SET PROBLEM:
Collect each line of the records containing the string "joining".

-- begin RECORDS FOR THIS EXERCISE --

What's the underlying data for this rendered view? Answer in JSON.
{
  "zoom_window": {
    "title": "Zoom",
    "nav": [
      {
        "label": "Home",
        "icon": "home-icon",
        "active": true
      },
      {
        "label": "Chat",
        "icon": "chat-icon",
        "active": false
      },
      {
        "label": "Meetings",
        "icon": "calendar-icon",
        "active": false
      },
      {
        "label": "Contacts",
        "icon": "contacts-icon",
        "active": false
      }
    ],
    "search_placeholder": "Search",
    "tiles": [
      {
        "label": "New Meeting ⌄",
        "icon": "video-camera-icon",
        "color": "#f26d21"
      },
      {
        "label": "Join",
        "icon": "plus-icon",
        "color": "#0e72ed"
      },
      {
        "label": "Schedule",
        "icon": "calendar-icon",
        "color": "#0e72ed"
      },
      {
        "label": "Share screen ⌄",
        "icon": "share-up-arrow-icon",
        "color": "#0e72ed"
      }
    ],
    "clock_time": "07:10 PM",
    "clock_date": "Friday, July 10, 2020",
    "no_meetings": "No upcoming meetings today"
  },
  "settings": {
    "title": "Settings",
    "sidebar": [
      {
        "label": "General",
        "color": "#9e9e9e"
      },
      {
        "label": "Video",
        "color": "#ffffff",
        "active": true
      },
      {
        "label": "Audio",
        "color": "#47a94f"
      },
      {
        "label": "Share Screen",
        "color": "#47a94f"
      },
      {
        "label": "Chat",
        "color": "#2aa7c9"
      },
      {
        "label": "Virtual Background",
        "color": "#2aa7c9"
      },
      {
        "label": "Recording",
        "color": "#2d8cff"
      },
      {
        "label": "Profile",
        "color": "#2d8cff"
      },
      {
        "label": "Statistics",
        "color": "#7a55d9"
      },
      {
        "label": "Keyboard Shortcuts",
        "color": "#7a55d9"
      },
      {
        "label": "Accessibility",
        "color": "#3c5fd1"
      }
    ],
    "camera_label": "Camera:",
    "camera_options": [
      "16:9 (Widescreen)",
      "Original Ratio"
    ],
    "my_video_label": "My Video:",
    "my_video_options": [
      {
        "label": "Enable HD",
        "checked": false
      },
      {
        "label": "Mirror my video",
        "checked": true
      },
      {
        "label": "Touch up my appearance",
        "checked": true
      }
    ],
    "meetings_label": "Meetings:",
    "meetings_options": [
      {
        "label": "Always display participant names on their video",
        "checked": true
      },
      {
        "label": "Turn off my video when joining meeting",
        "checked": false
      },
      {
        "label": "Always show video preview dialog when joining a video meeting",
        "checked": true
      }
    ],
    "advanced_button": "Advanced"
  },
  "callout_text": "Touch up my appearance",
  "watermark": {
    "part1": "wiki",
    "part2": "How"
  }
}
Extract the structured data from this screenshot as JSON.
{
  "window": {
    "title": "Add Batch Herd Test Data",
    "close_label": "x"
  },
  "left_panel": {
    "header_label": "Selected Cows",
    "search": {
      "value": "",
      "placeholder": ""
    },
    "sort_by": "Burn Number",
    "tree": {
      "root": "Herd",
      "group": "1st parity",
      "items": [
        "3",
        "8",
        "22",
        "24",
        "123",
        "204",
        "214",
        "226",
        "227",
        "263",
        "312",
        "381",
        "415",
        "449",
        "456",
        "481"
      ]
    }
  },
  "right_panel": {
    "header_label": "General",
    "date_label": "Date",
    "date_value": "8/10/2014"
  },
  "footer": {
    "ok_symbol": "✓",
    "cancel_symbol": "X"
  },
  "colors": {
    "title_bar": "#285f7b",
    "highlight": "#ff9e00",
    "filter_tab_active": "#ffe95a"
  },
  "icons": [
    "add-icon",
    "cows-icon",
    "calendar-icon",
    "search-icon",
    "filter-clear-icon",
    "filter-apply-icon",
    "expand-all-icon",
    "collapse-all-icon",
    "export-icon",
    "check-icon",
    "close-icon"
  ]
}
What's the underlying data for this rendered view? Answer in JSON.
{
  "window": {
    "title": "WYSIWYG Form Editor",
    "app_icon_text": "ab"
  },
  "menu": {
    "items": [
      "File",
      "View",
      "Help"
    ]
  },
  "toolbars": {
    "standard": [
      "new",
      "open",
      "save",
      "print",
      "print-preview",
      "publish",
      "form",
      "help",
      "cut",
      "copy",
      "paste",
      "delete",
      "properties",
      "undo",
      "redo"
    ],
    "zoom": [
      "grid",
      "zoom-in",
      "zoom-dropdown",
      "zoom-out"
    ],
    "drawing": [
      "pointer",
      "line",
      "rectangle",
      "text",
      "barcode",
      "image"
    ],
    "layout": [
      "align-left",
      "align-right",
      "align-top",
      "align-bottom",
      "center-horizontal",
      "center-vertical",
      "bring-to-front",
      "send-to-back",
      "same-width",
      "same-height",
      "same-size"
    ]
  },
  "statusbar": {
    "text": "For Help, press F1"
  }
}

-- end RECORDS FOR THIS EXERCISE --

SOLUTION TO THIS PROBLEM:
        "label": "Turn off my video when joining meeting",
        "label": "Always show video preview dialog when joining a video meeting",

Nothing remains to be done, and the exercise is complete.